• [Instruction]
Copy the listing from its first line through the line containing "bar[interactable] [112,21,149,286]", substituting "Sector" for "Commodity" and changing nothing else.

** Start Task data **

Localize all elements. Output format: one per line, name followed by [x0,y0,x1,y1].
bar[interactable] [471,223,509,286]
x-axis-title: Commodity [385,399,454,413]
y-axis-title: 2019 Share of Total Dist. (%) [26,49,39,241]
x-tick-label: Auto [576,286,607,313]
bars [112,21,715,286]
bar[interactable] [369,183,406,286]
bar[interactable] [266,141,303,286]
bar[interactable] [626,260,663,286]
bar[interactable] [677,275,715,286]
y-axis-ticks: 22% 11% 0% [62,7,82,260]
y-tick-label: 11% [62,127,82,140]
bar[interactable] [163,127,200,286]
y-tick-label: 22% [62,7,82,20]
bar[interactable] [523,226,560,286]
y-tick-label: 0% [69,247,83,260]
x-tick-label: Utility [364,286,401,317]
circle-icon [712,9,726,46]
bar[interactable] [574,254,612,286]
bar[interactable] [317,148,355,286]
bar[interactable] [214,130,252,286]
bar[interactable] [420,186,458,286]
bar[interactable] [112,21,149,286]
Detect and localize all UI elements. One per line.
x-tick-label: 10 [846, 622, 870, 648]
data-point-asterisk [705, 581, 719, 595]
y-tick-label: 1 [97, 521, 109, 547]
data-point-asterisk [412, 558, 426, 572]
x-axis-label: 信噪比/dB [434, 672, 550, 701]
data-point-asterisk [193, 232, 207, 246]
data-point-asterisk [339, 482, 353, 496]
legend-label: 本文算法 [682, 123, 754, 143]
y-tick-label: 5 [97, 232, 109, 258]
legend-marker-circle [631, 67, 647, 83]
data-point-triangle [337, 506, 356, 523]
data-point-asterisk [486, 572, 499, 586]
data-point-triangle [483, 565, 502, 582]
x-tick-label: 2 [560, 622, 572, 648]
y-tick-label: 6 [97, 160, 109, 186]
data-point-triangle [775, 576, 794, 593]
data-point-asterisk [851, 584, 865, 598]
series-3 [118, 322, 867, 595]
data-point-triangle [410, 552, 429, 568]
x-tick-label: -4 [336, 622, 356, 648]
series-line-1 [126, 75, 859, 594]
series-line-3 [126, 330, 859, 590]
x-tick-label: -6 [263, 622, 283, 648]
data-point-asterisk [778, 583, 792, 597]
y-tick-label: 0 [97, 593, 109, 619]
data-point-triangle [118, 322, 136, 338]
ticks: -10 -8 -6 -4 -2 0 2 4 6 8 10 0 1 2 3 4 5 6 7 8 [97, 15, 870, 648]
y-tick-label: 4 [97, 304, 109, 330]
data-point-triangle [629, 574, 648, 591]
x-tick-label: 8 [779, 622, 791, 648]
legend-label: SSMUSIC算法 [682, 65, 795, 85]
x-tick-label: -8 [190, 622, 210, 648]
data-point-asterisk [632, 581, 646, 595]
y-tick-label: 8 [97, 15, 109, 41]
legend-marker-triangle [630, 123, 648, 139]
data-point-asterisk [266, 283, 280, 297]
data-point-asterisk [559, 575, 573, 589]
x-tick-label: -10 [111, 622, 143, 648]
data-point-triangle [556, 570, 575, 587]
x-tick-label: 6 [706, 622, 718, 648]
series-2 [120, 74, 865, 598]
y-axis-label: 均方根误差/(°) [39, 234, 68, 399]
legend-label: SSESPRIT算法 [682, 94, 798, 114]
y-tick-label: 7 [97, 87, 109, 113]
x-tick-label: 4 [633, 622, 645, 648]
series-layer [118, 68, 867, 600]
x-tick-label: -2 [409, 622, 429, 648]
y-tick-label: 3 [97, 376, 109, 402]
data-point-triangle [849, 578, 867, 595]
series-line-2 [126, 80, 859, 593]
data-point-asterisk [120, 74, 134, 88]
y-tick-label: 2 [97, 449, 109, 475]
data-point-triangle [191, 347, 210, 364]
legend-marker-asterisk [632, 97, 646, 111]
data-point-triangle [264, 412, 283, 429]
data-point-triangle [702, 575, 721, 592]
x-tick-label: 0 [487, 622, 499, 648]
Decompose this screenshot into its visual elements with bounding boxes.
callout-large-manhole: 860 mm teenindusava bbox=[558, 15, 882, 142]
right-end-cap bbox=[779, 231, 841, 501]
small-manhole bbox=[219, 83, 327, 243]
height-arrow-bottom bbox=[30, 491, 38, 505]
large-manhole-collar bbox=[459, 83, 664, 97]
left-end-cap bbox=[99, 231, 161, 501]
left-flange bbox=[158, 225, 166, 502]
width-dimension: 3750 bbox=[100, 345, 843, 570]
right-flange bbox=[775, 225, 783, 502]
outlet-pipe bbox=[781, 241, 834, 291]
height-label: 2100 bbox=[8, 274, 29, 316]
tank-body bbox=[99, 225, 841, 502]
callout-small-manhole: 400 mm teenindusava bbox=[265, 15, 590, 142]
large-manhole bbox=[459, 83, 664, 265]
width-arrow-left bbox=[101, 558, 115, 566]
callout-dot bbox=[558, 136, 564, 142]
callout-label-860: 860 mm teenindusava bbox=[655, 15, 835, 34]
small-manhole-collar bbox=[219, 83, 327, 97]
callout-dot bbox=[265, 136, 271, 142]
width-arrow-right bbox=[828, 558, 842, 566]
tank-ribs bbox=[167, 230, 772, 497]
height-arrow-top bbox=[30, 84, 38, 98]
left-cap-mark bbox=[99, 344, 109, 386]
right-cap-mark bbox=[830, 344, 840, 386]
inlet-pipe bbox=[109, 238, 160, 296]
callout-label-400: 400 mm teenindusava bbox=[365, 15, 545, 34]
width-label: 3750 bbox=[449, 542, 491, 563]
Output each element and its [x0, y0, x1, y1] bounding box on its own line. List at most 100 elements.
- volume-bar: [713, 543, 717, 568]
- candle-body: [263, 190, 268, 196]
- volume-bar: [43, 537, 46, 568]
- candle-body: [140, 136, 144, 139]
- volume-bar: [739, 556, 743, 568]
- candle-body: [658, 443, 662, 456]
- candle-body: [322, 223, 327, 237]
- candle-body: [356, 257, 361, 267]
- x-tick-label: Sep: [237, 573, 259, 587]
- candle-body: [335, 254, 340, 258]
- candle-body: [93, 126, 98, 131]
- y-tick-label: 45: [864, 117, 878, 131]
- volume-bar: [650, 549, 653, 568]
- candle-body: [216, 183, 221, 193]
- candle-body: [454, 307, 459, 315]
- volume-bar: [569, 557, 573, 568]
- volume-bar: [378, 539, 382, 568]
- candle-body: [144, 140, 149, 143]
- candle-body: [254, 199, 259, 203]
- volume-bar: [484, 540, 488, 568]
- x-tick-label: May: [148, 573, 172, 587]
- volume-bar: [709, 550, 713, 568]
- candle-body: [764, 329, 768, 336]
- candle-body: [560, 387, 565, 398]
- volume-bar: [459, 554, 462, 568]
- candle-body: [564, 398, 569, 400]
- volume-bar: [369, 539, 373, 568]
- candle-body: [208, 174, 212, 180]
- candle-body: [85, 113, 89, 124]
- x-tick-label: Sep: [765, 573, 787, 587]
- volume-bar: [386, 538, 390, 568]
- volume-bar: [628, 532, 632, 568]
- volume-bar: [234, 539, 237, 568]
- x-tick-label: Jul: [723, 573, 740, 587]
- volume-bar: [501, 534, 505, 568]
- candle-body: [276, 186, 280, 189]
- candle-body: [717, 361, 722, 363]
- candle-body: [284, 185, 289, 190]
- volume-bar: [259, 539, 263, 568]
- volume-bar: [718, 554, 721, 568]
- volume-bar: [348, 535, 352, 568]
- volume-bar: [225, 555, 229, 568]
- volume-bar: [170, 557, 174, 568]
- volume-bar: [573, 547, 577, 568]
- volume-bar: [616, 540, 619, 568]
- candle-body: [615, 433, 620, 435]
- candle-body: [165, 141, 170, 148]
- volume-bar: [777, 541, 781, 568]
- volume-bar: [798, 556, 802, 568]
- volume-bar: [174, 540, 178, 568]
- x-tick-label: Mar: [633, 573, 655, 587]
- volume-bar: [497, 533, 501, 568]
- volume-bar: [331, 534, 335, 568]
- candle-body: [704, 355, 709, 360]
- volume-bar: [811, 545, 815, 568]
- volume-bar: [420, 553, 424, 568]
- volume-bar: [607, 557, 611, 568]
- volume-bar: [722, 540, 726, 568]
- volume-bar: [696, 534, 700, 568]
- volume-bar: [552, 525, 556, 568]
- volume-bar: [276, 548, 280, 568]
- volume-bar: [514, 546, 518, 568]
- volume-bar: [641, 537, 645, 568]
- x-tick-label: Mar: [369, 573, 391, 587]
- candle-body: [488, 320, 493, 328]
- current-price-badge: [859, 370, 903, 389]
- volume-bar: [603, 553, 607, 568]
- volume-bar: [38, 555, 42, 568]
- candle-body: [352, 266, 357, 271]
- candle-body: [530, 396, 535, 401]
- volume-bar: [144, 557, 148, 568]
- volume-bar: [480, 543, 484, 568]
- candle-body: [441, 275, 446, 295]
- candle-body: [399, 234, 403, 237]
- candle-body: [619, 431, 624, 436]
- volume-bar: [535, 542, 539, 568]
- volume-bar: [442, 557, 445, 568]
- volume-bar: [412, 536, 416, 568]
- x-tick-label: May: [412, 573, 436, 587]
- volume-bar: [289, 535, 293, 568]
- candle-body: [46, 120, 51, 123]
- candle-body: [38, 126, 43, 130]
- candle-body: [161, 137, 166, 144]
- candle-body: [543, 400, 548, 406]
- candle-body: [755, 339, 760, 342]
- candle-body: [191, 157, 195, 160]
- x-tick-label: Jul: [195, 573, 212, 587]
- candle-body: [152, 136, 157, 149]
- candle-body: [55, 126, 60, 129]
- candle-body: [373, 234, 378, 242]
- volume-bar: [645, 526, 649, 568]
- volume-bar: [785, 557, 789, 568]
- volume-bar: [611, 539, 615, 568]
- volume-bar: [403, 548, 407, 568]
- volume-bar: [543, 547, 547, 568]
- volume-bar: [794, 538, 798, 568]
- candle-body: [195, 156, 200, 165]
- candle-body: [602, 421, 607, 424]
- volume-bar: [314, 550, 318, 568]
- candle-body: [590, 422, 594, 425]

** End Task data **

• [Reply]
Localize all elements. Output format: one per line, name followed by [x0,y0,x1,y1].
bar[interactable] [471,223,509,286]
x-axis-title: Sector [385,399,454,413]
y-axis-title: 2019 Share of Total Dist. (%) [26,49,39,241]
x-tick-label: Auto [576,286,607,313]
bars [112,21,715,286]
bar[interactable] [369,183,406,286]
bar[interactable] [266,141,303,286]
bar[interactable] [626,260,663,286]
bar[interactable] [677,275,715,286]
y-axis-ticks: 22% 11% 0% [62,7,82,260]
y-tick-label: 11% [62,127,82,140]
bar[interactable] [163,127,200,286]
y-tick-label: 22% [62,7,82,20]
bar[interactable] [523,226,560,286]
y-tick-label: 0% [69,247,83,260]
x-tick-label: Utility [364,286,401,317]
circle-icon [712,9,726,46]
bar[interactable] [574,254,612,286]
bar[interactable] [317,148,355,286]
bar[interactable] [214,130,252,286]
bar[interactable] [420,186,458,286]
bar[interactable] [112,21,149,286]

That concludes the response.